> [EXERCISE AIM]
Copy the lines holding the word "icon", all of them.

> [EXERCISE MATERIAL]
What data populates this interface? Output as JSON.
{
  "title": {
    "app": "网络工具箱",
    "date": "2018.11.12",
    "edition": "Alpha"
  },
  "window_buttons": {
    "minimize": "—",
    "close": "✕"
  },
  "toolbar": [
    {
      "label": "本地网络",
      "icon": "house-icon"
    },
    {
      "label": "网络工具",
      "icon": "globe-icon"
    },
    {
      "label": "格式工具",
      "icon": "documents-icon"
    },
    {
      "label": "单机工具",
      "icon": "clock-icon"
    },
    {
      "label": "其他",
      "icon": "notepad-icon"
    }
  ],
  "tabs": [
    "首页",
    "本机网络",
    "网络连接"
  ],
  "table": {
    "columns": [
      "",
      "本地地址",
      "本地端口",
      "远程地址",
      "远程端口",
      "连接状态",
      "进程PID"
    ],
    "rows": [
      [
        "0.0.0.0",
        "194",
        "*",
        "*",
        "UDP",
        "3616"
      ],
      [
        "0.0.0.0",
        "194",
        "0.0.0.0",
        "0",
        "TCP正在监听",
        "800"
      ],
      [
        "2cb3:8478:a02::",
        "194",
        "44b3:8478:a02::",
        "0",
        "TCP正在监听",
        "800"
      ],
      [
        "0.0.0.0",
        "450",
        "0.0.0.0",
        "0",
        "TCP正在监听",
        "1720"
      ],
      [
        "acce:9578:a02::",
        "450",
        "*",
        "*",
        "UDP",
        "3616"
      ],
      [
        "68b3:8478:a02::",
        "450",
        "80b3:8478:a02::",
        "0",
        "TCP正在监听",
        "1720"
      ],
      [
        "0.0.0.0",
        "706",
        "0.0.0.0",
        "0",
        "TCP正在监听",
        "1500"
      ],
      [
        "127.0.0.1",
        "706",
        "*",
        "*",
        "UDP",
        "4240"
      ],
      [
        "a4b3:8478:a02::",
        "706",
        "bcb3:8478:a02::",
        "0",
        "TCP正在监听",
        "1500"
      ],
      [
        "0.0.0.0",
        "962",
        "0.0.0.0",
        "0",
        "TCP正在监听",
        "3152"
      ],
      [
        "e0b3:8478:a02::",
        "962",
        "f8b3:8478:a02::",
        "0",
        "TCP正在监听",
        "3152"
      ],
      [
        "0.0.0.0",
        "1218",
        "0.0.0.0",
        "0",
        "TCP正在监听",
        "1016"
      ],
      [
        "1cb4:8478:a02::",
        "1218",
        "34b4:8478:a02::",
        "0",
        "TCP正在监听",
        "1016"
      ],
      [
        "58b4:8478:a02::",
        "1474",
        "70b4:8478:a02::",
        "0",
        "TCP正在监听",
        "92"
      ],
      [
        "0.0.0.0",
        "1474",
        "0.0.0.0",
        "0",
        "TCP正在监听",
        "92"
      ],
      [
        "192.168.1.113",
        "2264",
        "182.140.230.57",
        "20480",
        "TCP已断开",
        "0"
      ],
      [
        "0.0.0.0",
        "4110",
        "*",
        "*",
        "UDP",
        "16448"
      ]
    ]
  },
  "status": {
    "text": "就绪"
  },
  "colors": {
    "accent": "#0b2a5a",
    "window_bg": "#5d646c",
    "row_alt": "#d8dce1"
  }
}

> [RESPONSE TO THIS EXERCISE]
      "icon": "house-icon"
      "icon": "globe-icon"
      "icon": "documents-icon"
      "icon": "clock-icon"
      "icon": "notepad-icon"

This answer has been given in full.